### Goal
Across all the lines below, how many contain the string "Cellulose"? Please reply with the number only.
### Records provided ###
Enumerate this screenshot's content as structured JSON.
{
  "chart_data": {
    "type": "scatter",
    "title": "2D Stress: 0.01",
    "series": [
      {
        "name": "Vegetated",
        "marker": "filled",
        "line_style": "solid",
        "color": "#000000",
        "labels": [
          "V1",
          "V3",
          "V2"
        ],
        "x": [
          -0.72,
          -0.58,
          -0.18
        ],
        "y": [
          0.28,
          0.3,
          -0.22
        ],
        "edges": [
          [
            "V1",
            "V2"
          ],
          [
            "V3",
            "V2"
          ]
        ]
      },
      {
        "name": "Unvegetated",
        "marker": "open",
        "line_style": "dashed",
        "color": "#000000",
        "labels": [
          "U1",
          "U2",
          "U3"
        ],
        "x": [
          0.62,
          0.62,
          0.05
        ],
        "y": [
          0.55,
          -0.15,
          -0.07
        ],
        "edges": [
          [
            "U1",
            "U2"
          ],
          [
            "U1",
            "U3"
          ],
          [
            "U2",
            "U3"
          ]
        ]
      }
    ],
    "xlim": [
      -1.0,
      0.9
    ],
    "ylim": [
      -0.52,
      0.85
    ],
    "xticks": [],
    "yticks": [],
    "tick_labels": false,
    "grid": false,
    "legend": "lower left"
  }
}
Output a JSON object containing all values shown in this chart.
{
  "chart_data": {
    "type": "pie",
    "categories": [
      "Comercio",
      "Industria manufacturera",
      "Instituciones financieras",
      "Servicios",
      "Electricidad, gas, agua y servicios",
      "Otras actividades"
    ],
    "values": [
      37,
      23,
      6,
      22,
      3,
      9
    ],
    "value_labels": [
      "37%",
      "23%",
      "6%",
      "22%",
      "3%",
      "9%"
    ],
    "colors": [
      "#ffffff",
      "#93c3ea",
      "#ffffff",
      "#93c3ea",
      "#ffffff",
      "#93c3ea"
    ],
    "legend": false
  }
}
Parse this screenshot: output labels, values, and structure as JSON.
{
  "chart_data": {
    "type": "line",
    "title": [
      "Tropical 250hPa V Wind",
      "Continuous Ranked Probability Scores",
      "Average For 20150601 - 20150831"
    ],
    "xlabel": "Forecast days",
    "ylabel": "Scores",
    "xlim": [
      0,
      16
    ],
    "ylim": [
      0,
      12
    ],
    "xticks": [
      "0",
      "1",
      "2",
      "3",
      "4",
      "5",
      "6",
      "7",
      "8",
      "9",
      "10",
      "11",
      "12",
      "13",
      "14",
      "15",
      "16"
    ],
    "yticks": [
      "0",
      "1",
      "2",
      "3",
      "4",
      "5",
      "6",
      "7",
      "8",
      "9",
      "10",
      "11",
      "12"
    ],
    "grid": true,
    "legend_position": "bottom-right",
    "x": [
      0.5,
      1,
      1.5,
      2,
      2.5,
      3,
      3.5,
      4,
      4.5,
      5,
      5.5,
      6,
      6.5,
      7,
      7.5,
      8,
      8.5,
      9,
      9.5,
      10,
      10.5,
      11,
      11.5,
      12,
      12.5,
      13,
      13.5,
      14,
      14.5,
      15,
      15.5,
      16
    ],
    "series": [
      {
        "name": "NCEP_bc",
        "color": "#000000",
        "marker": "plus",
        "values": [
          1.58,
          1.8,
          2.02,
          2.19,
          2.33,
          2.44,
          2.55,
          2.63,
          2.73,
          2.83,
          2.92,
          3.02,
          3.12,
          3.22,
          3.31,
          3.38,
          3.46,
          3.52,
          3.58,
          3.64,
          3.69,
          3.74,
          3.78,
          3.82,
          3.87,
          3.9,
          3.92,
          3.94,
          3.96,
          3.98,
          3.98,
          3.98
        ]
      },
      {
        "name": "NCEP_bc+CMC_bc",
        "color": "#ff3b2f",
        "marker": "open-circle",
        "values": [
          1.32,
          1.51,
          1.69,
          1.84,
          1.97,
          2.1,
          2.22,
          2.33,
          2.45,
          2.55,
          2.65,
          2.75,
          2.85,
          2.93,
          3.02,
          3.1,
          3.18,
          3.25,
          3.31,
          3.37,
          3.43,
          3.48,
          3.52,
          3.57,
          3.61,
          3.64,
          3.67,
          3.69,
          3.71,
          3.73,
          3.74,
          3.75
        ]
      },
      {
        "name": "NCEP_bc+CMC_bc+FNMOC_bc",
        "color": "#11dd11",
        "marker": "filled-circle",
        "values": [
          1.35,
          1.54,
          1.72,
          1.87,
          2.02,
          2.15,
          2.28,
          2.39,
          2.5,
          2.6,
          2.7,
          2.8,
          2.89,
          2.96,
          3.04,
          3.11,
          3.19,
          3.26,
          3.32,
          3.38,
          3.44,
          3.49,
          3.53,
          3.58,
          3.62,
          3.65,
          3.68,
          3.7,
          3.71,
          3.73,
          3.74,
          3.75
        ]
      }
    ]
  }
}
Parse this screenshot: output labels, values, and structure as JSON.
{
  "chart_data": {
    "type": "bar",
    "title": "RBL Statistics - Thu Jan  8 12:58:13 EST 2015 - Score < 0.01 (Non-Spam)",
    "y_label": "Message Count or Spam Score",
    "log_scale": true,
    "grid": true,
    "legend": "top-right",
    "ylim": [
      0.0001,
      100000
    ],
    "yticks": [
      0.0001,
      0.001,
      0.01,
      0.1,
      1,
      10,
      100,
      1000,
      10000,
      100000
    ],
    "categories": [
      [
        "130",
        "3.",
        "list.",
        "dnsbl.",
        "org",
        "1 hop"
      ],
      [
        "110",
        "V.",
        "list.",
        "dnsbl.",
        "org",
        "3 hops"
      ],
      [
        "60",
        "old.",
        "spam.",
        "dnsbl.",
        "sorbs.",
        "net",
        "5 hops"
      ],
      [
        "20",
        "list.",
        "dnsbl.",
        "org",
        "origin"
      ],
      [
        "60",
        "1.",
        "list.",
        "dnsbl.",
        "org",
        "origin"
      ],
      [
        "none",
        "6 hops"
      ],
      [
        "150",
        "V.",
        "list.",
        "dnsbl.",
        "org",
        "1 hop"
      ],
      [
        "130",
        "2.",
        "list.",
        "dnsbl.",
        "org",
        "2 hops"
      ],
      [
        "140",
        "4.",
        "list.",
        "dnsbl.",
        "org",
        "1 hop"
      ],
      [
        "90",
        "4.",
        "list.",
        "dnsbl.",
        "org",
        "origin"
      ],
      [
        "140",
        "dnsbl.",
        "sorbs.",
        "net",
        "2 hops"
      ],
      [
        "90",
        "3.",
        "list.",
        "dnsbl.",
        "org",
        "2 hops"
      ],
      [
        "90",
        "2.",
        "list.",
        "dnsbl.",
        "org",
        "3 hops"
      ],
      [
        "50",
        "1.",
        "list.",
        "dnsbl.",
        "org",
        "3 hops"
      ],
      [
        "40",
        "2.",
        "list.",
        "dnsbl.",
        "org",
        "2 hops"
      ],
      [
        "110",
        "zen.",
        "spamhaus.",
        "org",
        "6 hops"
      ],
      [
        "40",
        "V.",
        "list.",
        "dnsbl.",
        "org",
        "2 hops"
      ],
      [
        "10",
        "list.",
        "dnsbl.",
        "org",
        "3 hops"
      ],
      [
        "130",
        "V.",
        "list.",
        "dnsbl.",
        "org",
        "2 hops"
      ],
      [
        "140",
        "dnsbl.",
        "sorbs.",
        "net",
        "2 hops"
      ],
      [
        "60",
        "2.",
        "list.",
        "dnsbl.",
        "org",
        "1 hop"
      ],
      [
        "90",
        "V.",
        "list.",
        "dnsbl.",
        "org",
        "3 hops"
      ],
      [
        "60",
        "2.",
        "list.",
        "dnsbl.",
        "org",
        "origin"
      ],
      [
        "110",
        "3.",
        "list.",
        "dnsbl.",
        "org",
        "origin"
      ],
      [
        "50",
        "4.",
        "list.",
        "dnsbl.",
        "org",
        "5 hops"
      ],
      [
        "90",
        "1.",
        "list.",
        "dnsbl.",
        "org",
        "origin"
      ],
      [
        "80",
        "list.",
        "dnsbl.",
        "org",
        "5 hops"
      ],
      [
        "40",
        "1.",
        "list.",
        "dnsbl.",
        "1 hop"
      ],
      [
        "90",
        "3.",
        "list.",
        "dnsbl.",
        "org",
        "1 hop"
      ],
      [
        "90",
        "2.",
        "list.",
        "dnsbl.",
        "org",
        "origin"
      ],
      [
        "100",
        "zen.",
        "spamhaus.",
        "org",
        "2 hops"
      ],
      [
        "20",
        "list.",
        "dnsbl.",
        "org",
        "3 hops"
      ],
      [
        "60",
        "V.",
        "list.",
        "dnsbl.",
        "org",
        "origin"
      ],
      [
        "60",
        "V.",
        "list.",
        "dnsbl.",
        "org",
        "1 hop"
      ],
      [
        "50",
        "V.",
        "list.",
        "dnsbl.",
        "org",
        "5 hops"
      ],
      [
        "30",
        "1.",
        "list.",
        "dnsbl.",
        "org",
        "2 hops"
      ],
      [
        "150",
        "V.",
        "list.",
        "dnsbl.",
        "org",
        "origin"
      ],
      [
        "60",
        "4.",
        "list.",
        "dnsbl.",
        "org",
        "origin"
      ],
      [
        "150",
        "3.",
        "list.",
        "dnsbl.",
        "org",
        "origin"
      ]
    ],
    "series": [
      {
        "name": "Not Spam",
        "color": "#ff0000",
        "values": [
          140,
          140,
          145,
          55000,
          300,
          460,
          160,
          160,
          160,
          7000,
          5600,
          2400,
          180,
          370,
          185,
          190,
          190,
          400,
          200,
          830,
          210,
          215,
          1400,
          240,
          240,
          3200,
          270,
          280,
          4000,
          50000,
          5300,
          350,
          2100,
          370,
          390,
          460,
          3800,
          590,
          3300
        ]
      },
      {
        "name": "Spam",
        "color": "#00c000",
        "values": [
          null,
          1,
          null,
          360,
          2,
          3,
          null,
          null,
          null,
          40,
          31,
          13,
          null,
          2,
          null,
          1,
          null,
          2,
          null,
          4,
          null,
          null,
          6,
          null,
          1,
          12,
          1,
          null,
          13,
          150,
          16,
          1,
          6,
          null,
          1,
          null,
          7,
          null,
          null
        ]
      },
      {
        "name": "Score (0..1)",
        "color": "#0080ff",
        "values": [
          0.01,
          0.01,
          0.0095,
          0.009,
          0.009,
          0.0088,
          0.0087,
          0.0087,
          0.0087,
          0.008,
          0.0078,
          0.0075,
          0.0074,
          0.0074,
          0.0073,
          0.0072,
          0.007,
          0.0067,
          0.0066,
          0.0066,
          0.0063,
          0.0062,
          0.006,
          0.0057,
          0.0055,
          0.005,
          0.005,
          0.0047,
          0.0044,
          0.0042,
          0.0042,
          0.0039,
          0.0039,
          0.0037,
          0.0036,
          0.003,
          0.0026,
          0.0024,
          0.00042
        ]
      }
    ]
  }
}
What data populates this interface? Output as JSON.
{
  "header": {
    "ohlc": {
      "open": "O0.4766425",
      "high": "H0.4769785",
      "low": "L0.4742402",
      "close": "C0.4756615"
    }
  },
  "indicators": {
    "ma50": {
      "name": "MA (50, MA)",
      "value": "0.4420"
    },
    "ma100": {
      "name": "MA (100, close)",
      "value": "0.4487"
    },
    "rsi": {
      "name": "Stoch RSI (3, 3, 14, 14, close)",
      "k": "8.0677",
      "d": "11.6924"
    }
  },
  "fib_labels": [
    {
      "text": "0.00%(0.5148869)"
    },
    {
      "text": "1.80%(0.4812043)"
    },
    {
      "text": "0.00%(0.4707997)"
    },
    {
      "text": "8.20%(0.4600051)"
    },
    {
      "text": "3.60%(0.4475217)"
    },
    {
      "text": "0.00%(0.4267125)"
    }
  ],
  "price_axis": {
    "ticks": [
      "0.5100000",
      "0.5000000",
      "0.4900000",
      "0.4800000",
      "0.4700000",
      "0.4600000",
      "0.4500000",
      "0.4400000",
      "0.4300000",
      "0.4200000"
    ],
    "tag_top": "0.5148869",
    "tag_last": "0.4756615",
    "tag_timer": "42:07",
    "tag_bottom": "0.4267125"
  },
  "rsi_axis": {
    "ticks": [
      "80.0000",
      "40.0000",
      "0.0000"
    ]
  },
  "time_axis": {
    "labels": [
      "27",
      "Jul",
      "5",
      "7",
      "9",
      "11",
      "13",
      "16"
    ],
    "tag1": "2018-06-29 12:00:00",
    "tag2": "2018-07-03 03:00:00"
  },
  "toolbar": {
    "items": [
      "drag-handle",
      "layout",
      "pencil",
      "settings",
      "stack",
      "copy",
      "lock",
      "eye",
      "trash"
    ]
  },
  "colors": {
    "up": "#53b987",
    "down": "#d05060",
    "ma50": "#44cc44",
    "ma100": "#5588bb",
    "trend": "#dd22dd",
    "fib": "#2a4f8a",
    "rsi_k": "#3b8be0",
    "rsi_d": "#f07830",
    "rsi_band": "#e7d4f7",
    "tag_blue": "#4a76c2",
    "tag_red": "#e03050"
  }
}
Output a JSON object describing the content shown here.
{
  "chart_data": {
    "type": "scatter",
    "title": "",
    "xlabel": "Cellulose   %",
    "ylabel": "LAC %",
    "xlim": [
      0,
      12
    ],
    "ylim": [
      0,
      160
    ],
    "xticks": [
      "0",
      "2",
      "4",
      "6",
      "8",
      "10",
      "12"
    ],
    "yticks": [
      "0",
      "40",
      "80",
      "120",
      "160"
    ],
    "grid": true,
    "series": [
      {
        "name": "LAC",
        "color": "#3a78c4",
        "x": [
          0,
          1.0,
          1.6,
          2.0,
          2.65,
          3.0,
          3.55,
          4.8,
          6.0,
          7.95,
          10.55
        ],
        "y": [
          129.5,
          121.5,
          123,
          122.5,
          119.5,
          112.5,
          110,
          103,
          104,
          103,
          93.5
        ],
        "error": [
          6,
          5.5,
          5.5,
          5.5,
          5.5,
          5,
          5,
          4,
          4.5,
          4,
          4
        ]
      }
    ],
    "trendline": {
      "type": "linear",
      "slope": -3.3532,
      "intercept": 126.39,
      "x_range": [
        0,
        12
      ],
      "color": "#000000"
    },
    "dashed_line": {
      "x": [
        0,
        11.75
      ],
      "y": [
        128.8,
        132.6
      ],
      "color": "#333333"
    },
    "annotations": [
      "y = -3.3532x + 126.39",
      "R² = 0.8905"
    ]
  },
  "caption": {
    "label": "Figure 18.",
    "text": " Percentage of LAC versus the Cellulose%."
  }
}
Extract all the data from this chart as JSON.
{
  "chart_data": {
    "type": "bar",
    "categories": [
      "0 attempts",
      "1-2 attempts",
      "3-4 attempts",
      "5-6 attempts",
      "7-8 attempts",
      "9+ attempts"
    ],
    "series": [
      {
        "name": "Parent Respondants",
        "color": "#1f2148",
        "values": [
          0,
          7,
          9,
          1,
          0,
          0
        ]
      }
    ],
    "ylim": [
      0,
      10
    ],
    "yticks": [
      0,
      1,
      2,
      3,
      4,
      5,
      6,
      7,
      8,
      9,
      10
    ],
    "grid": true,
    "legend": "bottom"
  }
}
###
### Solution to this problem
2